═════ Dataset records
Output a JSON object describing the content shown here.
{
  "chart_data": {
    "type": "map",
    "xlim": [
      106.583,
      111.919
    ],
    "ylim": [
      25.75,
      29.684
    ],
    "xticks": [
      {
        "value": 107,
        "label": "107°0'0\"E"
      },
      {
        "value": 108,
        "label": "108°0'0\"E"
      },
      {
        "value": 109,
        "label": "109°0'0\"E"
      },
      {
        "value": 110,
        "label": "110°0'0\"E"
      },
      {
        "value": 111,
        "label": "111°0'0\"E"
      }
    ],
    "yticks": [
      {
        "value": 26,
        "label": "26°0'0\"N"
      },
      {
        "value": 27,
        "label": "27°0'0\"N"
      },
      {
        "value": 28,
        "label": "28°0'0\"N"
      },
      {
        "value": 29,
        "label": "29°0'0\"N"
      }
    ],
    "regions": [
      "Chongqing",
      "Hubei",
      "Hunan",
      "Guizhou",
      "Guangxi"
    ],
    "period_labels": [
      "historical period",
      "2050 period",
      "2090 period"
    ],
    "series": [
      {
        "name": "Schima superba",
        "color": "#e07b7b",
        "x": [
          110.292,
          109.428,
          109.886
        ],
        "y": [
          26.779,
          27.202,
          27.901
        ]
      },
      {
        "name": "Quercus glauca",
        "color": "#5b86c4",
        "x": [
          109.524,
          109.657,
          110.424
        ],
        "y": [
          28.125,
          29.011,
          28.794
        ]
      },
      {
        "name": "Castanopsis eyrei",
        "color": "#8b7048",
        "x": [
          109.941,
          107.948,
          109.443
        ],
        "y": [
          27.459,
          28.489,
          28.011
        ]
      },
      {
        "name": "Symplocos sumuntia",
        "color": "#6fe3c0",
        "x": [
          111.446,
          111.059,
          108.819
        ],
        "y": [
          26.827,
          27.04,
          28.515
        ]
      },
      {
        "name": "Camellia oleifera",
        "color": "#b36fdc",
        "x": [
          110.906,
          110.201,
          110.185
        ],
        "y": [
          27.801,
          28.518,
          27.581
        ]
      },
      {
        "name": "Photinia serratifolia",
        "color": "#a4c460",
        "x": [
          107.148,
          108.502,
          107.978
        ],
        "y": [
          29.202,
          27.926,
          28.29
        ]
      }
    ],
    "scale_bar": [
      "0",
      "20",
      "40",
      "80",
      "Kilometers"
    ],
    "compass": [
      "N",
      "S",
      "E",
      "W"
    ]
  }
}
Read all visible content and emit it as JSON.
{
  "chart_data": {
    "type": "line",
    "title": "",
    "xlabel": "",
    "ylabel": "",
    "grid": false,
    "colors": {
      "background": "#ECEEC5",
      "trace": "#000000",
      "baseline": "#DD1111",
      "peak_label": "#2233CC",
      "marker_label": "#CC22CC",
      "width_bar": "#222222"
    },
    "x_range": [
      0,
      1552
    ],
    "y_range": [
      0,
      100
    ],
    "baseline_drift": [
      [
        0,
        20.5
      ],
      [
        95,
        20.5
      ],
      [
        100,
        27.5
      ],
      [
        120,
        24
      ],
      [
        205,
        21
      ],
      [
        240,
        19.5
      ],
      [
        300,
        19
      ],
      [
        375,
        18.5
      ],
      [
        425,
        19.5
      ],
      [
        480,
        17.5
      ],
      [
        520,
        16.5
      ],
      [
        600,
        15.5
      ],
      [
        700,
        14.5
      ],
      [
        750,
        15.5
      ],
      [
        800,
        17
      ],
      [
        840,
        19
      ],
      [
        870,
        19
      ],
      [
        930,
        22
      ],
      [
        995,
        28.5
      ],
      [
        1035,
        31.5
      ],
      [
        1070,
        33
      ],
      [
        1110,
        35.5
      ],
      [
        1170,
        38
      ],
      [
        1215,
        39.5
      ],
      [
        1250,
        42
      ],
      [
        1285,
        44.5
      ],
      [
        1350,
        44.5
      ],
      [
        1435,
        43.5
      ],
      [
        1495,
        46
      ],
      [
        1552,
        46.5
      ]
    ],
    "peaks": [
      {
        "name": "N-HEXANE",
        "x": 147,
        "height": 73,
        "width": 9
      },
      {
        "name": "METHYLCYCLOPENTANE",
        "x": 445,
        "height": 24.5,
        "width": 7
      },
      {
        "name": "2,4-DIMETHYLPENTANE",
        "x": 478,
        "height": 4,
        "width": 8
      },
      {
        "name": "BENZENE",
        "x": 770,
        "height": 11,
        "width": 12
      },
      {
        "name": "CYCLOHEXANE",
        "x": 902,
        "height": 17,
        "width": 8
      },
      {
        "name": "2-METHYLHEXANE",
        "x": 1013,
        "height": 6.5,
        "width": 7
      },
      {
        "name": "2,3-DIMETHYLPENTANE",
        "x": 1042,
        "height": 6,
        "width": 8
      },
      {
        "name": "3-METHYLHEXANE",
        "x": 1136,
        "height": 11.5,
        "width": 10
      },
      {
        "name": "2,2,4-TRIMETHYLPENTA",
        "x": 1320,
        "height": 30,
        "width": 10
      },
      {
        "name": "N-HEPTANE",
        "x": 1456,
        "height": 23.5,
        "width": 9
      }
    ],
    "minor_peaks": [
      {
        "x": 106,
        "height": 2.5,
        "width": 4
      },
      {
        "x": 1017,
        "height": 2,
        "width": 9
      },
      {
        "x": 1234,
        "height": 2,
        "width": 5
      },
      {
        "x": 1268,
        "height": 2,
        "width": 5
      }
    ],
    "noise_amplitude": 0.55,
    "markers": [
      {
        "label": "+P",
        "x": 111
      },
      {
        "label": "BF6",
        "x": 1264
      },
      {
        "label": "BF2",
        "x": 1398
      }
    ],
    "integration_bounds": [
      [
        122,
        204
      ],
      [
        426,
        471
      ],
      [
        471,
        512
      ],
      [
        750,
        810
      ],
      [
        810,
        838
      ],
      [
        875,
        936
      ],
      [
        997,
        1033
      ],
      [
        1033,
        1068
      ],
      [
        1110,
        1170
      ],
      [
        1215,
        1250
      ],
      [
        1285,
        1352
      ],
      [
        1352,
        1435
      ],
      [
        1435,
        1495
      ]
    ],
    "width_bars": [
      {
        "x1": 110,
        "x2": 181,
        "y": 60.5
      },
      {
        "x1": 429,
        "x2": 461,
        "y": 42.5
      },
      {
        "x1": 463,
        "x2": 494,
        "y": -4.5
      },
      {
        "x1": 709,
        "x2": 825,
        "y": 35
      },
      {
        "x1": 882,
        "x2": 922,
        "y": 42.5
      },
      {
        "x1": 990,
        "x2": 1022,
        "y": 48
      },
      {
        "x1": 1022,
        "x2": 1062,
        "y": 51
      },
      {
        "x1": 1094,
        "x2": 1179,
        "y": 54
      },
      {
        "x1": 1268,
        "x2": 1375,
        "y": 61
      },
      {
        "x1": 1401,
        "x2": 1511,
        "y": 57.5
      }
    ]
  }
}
══════════
**Short exercise**
Your task is to retype all of the records exactly.

**Written reply**
Output a JSON object describing the content shown here.
{
  "chart_data": {
    "type": "map",
    "xlim": [
      106.583,
      111.919
    ],
    "ylim": [
      25.75,
      29.684
    ],
    "xticks": [
      {
        "value": 107,
        "label": "107°0'0\"E"
      },
      {
        "value": 108,
        "label": "108°0'0\"E"
      },
      {
        "value": 109,
        "label": "109°0'0\"E"
      },
      {
        "value": 110,
        "label": "110°0'0\"E"
      },
      {
        "value": 111,
        "label": "111°0'0\"E"
      }
    ],
    "yticks": [
      {
        "value": 26,
        "label": "26°0'0\"N"
      },
      {
        "value": 27,
        "label": "27°0'0\"N"
      },
      {
        "value": 28,
        "label": "28°0'0\"N"
      },
      {
        "value": 29,
        "label": "29°0'0\"N"
      }
    ],
    "regions": [
      "Chongqing",
      "Hubei",
      "Hunan",
      "Guizhou",
      "Guangxi"
    ],
    "period_labels": [
      "historical period",
      "2050 period",
      "2090 period"
    ],
    "series": [
      {
        "name": "Schima superba",
        "color": "#e07b7b",
        "x": [
          110.292,
          109.428,
          109.886
        ],
        "y": [
          26.779,
          27.202,
          27.901
        ]
      },
      {
        "name": "Quercus glauca",
        "color": "#5b86c4",
        "x": [
          109.524,
          109.657,
          110.424
        ],
        "y": [
          28.125,
          29.011,
          28.794
        ]
      },
      {
        "name": "Castanopsis eyrei",
        "color": "#8b7048",
        "x": [
          109.941,
          107.948,
          109.443
        ],
        "y": [
          27.459,
          28.489,
          28.011
        ]
      },
      {
        "name": "Symplocos sumuntia",
        "color": "#6fe3c0",
        "x": [
          111.446,
          111.059,
          108.819
        ],
        "y": [
          26.827,
          27.04,
          28.515
        ]
      },
      {
        "name": "Camellia oleifera",
        "color": "#b36fdc",
        "x": [
          110.906,
          110.201,
          110.185
        ],
        "y": [
          27.801,
          28.518,
          27.581
        ]
      },
      {
        "name": "Photinia serratifolia",
        "color": "#a4c460",
        "x": [
          107.148,
          108.502,
          107.978
        ],
        "y": [
          29.202,
          27.926,
          28.29
        ]
      }
    ],
    "scale_bar": [
      "0",
      "20",
      "40",
      "80",
      "Kilometers"
    ],
    "compass": [
      "N",
      "S",
      "E",
      "W"
    ]
  }
}
Read all visible content and emit it as JSON.
{
  "chart_data": {
    "type": "line",
    "title": "",
    "xlabel": "",
    "ylabel": "",
    "grid": false,
    "colors": {
      "background": "#ECEEC5",
      "trace": "#000000",
      "baseline": "#DD1111",
      "peak_label": "#2233CC",
      "marker_label": "#CC22CC",
      "width_bar": "#222222"
    },
    "x_range": [
      0,
      1552
    ],
    "y_range": [
      0,
      100
    ],
    "baseline_drift": [
      [
        0,
        20.5
      ],
      [
        95,
        20.5
      ],
      [
        100,
        27.5
      ],
      [
        120,
        24
      ],
      [
        205,
        21
      ],
      [
        240,
        19.5
      ],
      [
        300,
        19
      ],
      [
        375,
        18.5
      ],
      [
        425,
        19.5
      ],
      [
        480,
        17.5
      ],
      [
        520,
        16.5
      ],
      [
        600,
        15.5
      ],
      [
        700,
        14.5
      ],
      [
        750,
        15.5
      ],
      [
        800,
        17
      ],
      [
        840,
        19
      ],
      [
        870,
        19
      ],
      [
        930,
        22
      ],
      [
        995,
        28.5
      ],
      [
        1035,
        31.5
      ],
      [
        1070,
        33
      ],
      [
        1110,
        35.5
      ],
      [
        1170,
        38
      ],
      [
        1215,
        39.5
      ],
      [
        1250,
        42
      ],
      [
        1285,
        44.5
      ],
      [
        1350,
        44.5
      ],
      [
        1435,
        43.5
      ],
      [
        1495,
        46
      ],
      [
        1552,
        46.5
      ]
    ],
    "peaks": [
      {
        "name": "N-HEXANE",
        "x": 147,
        "height": 73,
        "width": 9
      },
      {
        "name": "METHYLCYCLOPENTANE",
        "x": 445,
        "height": 24.5,
        "width": 7
      },
      {
        "name": "2,4-DIMETHYLPENTANE",
        "x": 478,
        "height": 4,
        "width": 8
      },
      {
        "name": "BENZENE",
        "x": 770,
        "height": 11,
        "width": 12
      },
      {
        "name": "CYCLOHEXANE",
        "x": 902,
        "height": 17,
        "width": 8
      },
      {
        "name": "2-METHYLHEXANE",
        "x": 1013,
        "height": 6.5,
        "width": 7
      },
      {
        "name": "2,3-DIMETHYLPENTANE",
        "x": 1042,
        "height": 6,
        "width": 8
      },
      {
        "name": "3-METHYLHEXANE",
        "x": 1136,
        "height": 11.5,
        "width": 10
      },
      {
        "name": "2,2,4-TRIMETHYLPENTA",
        "x": 1320,
        "height": 30,
        "width": 10
      },
      {
        "name": "N-HEPTANE",
        "x": 1456,
        "height": 23.5,
        "width": 9
      }
    ],
    "minor_peaks": [
      {
        "x": 106,
        "height": 2.5,
        "width": 4
      },
      {
        "x": 1017,
        "height": 2,
        "width": 9
      },
      {
        "x": 1234,
        "height": 2,
        "width": 5
      },
      {
        "x": 1268,
        "height": 2,
        "width": 5
      }
    ],
    "noise_amplitude": 0.55,
    "markers": [
      {
        "label": "+P",
        "x": 111
      },
      {
        "label": "BF6",
        "x": 1264
      },
      {
        "label": "BF2",
        "x": 1398
      }
    ],
    "integration_bounds": [
      [
        122,
        204
      ],
      [
        426,
        471
      ],
      [
        471,
        512
      ],
      [
        750,
        810
      ],
      [
        810,
        838
      ],
      [
        875,
        936
      ],
      [
        997,
        1033
      ],
      [
        1033,
        1068
      ],
      [
        1110,
        1170
      ],
      [
        1215,
        1250
      ],
      [
        1285,
        1352
      ],
      [
        1352,
        1435
      ],
      [
        1435,
        1495
      ]
    ],
    "width_bars": [
      {
        "x1": 110,
        "x2": 181,
        "y": 60.5
      },
      {
        "x1": 429,
        "x2": 461,
        "y": 42.5
      },
      {
        "x1": 463,
        "x2": 494,
        "y": -4.5
      },
      {
        "x1": 709,
        "x2": 825,
        "y": 35
      },
      {
        "x1": 882,
        "x2": 922,
        "y": 42.5
      },
      {
        "x1": 990,
        "x2": 1022,
        "y": 48
      },
      {
        "x1": 1022,
        "x2": 1062,
        "y": 51
      },
      {
        "x1": 1094,
        "x2": 1179,
        "y": 54
      },
      {
        "x1": 1268,
        "x2": 1375,
        "y": 61
      },
      {
        "x1": 1401,
        "x2": 1511,
        "y": 57.5
      }
    ]
  }
}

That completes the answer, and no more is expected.